> [Directions for this task] Reproduce every line of the records below word for word.

> [Material to process]
** BEGIN **

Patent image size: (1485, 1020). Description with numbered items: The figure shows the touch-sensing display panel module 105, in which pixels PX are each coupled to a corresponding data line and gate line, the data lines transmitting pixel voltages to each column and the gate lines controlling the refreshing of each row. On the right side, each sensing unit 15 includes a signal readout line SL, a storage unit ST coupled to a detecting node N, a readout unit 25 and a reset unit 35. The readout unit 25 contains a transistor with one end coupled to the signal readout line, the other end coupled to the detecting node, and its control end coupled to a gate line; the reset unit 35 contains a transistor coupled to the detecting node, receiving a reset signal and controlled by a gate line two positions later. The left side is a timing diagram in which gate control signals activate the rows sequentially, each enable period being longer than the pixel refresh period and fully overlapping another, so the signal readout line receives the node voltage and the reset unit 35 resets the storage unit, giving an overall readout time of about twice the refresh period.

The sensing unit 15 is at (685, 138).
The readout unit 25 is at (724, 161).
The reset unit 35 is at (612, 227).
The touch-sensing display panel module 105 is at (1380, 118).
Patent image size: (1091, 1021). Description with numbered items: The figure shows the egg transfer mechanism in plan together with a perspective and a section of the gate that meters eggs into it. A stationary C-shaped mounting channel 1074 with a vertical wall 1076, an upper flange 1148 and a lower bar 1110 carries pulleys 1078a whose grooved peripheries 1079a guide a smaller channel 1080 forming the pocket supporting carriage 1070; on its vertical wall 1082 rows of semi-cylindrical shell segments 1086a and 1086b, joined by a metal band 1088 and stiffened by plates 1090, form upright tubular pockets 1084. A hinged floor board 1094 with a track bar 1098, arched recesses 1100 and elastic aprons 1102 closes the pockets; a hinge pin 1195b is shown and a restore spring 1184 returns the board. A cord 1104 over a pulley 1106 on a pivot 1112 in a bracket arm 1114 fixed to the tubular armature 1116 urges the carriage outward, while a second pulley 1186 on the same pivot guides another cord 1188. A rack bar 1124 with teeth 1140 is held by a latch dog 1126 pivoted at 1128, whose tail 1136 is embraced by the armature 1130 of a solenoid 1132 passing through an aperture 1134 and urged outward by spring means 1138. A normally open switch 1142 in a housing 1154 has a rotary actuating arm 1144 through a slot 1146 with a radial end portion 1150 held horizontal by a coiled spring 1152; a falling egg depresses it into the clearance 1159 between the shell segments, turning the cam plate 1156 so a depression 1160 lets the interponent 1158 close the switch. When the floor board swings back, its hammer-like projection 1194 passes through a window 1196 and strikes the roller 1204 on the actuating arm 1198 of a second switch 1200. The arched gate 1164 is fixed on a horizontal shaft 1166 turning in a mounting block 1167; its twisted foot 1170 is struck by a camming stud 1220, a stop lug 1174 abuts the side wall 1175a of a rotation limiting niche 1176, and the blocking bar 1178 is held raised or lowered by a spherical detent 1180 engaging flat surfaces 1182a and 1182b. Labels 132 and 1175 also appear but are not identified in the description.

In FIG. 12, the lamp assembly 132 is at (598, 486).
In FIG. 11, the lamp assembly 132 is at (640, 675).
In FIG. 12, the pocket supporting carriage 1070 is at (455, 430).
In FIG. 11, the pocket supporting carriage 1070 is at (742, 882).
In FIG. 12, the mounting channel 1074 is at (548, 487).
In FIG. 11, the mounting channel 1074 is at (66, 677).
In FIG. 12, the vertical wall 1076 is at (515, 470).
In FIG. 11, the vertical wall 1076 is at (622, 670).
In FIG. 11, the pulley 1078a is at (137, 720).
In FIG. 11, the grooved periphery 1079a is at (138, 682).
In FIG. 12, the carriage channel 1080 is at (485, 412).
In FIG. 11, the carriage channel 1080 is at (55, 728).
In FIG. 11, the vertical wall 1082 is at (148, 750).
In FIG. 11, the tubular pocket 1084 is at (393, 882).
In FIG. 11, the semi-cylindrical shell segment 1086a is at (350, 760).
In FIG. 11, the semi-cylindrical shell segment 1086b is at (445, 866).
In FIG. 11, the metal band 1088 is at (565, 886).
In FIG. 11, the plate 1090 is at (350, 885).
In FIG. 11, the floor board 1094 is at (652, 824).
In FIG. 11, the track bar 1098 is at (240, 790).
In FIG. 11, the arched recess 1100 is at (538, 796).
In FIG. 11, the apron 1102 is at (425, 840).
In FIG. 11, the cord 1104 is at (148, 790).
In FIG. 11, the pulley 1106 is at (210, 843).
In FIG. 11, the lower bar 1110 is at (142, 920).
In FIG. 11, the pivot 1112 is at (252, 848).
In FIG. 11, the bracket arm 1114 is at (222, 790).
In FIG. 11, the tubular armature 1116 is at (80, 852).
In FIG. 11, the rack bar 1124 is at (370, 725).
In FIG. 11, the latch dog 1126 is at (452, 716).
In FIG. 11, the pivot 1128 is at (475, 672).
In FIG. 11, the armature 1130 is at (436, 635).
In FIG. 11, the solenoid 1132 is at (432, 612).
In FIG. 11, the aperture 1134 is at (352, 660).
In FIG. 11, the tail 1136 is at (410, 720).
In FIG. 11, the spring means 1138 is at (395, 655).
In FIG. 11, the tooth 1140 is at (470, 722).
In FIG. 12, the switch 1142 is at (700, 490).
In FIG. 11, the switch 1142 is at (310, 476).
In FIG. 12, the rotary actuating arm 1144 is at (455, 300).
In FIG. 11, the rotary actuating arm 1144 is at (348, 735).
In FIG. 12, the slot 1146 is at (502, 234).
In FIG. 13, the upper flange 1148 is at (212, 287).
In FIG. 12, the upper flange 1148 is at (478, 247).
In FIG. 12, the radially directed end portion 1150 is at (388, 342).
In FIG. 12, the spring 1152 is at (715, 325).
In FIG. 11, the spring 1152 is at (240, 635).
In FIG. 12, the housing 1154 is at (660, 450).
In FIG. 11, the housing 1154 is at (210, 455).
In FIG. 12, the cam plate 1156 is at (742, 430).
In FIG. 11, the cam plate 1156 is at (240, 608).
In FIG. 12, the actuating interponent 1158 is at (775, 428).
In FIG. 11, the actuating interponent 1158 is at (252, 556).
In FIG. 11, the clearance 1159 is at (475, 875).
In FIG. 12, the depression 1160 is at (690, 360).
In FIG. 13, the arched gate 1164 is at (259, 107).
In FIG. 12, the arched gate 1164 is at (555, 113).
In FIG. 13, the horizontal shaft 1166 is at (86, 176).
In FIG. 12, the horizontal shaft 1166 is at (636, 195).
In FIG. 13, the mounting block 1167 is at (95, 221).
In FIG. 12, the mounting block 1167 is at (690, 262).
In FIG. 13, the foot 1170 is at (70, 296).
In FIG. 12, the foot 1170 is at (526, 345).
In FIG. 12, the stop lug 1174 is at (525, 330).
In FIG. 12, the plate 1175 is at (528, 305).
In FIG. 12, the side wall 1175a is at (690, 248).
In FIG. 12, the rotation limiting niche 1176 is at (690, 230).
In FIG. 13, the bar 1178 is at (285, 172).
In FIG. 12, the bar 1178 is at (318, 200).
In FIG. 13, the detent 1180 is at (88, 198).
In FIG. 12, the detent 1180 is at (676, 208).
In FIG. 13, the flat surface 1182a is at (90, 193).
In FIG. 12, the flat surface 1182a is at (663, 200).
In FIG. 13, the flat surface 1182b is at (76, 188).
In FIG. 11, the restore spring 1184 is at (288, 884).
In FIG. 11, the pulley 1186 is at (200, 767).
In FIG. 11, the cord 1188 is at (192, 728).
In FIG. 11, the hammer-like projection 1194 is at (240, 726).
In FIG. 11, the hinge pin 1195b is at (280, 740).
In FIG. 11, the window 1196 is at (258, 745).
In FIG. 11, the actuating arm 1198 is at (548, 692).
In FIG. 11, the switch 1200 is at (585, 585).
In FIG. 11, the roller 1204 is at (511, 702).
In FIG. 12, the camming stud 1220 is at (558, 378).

** END **

> [The reply]
Patent image size: (1485, 1020). Description with numbered items: The figure shows the touch-sensing display panel module 105, in which pixels PX are each coupled to a corresponding data line and gate line, the data lines transmitting pixel voltages to each column and the gate lines controlling the refreshing of each row. On the right side, each sensing unit 15 includes a signal readout line SL, a storage unit ST coupled to a detecting node N, a readout unit 25 and a reset unit 35. The readout unit 25 contains a transistor with one end coupled to the signal readout line, the other end coupled to the detecting node, and its control end coupled to a gate line; the reset unit 35 contains a transistor coupled to the detecting node, receiving a reset signal and controlled by a gate line two positions later. The left side is a timing diagram in which gate control signals activate the rows sequentially, each enable period being longer than the pixel refresh period and fully overlapping another, so the signal readout line receives the node voltage and the reset unit 35 resets the storage unit, giving an overall readout time of about twice the refresh period.

The sensing unit 15 is at (685, 138).
The readout unit 25 is at (724, 161).
The reset unit 35 is at (612, 227).
The touch-sensing display panel module 105 is at (1380, 118).
Patent image size: (1091, 1021). Description with numbered items: The figure shows the egg transfer mechanism in plan together with a perspective and a section of the gate that meters eggs into it. A stationary C-shaped mounting channel 1074 with a vertical wall 1076, an upper flange 1148 and a lower bar 1110 carries pulleys 1078a whose grooved peripheries 1079a guide a smaller channel 1080 forming the pocket supporting carriage 1070; on its vertical wall 1082 rows of semi-cylindrical shell segments 1086a and 1086b, joined by a metal band 1088 and stiffened by plates 1090, form upright tubular pockets 1084. A hinged floor board 1094 with a track bar 1098, arched recesses 1100 and elastic aprons 1102 closes the pockets; a hinge pin 1195b is shown and a restore spring 1184 returns the board. A cord 1104 over a pulley 1106 on a pivot 1112 in a bracket arm 1114 fixed to the tubular armature 1116 urges the carriage outward, while a second pulley 1186 on the same pivot guides another cord 1188. A rack bar 1124 with teeth 1140 is held by a latch dog 1126 pivoted at 1128, whose tail 1136 is embraced by the armature 1130 of a solenoid 1132 passing through an aperture 1134 and urged outward by spring means 1138. A normally open switch 1142 in a housing 1154 has a rotary actuating arm 1144 through a slot 1146 with a radial end portion 1150 held horizontal by a coiled spring 1152; a falling egg depresses it into the clearance 1159 between the shell segments, turning the cam plate 1156 so a depression 1160 lets the interponent 1158 close the switch. When the floor board swings back, its hammer-like projection 1194 passes through a window 1196 and strikes the roller 1204 on the actuating arm 1198 of a second switch 1200. The arched gate 1164 is fixed on a horizontal shaft 1166 turning in a mounting block 1167; its twisted foot 1170 is struck by a camming stud 1220, a stop lug 1174 abuts the side wall 1175a of a rotation limiting niche 1176, and the blocking bar 1178 is held raised or lowered by a spherical detent 1180 engaging flat surfaces 1182a and 1182b. Labels 132 and 1175 also appear but are not identified in the description.

In FIG. 12, the lamp assembly 132 is at (598, 486).
In FIG. 11, the lamp assembly 132 is at (640, 675).
In FIG. 12, the pocket supporting carriage 1070 is at (455, 430).
In FIG. 11, the pocket supporting carriage 1070 is at (742, 882).
In FIG. 12, the mounting channel 1074 is at (548, 487).
In FIG. 11, the mounting channel 1074 is at (66, 677).
In FIG. 12, the vertical wall 1076 is at (515, 470).
In FIG. 11, the vertical wall 1076 is at (622, 670).
In FIG. 11, the pulley 1078a is at (137, 720).
In FIG. 11, the grooved periphery 1079a is at (138, 682).
In FIG. 12, the carriage channel 1080 is at (485, 412).
In FIG. 11, the carriage channel 1080 is at (55, 728).
In FIG. 11, the vertical wall 1082 is at (148, 750).
In FIG. 11, the tubular pocket 1084 is at (393, 882).
In FIG. 11, the semi-cylindrical shell segment 1086a is at (350, 760).
In FIG. 11, the semi-cylindrical shell segment 1086b is at (445, 866).
In FIG. 11, the metal band 1088 is at (565, 886).
In FIG. 11, the plate 1090 is at (350, 885).
In FIG. 11, the floor board 1094 is at (652, 824).
In FIG. 11, the track bar 1098 is at (240, 790).
In FIG. 11, the arched recess 1100 is at (538, 796).
In FIG. 11, the apron 1102 is at (425, 840).
In FIG. 11, the cord 1104 is at (148, 790).
In FIG. 11, the pulley 1106 is at (210, 843).
In FIG. 11, the lower bar 1110 is at (142, 920).
In FIG. 11, the pivot 1112 is at (252, 848).
In FIG. 11, the bracket arm 1114 is at (222, 790).
In FIG. 11, the tubular armature 1116 is at (80, 852).
In FIG. 11, the rack bar 1124 is at (370, 725).
In FIG. 11, the latch dog 1126 is at (452, 716).
In FIG. 11, the pivot 1128 is at (475, 672).
In FIG. 11, the armature 1130 is at (436, 635).
In FIG. 11, the solenoid 1132 is at (432, 612).
In FIG. 11, the aperture 1134 is at (352, 660).
In FIG. 11, the tail 1136 is at (410, 720).
In FIG. 11, the spring means 1138 is at (395, 655).
In FIG. 11, the tooth 1140 is at (470, 722).
In FIG. 12, the switch 1142 is at (700, 490).
In FIG. 11, the switch 1142 is at (310, 476).
In FIG. 12, the rotary actuating arm 1144 is at (455, 300).
In FIG. 11, the rotary actuating arm 1144 is at (348, 735).
In FIG. 12, the slot 1146 is at (502, 234).
In FIG. 13, the upper flange 1148 is at (212, 287).
In FIG. 12, the upper flange 1148 is at (478, 247).
In FIG. 12, the radially directed end portion 1150 is at (388, 342).
In FIG. 12, the spring 1152 is at (715, 325).
In FIG. 11, the spring 1152 is at (240, 635).
In FIG. 12, the housing 1154 is at (660, 450).
In FIG. 11, the housing 1154 is at (210, 455).
In FIG. 12, the cam plate 1156 is at (742, 430).
In FIG. 11, the cam plate 1156 is at (240, 608).
In FIG. 12, the actuating interponent 1158 is at (775, 428).
In FIG. 11, the actuating interponent 1158 is at (252, 556).
In FIG. 11, the clearance 1159 is at (475, 875).
In FIG. 12, the depression 1160 is at (690, 360).
In FIG. 13, the arched gate 1164 is at (259, 107).
In FIG. 12, the arched gate 1164 is at (555, 113).
In FIG. 13, the horizontal shaft 1166 is at (86, 176).
In FIG. 12, the horizontal shaft 1166 is at (636, 195).
In FIG. 13, the mounting block 1167 is at (95, 221).
In FIG. 12, the mounting block 1167 is at (690, 262).
In FIG. 13, the foot 1170 is at (70, 296).
In FIG. 12, the foot 1170 is at (526, 345).
In FIG. 12, the stop lug 1174 is at (525, 330).
In FIG. 12, the plate 1175 is at (528, 305).
In FIG. 12, the side wall 1175a is at (690, 248).
In FIG. 12, the rotation limiting niche 1176 is at (690, 230).
In FIG. 13, the bar 1178 is at (285, 172).
In FIG. 12, the bar 1178 is at (318, 200).
In FIG. 13, the detent 1180 is at (88, 198).
In FIG. 12, the detent 1180 is at (676, 208).
In FIG. 13, the flat surface 1182a is at (90, 193).
In FIG. 12, the flat surface 1182a is at (663, 200).
In FIG. 13, the flat surface 1182b is at (76, 188).
In FIG. 11, the restore spring 1184 is at (288, 884).
In FIG. 11, the pulley 1186 is at (200, 767).
In FIG. 11, the cord 1188 is at (192, 728).
In FIG. 11, the hammer-like projection 1194 is at (240, 726).
In FIG. 11, the hinge pin 1195b is at (280, 740).
In FIG. 11, the window 1196 is at (258, 745).
In FIG. 11, the actuating arm 1198 is at (548, 692).
In FIG. 11, the switch 1200 is at (585, 585).
In FIG. 11, the roller 1204 is at (511, 702).
In FIG. 12, the camming stud 1220 is at (558, 378).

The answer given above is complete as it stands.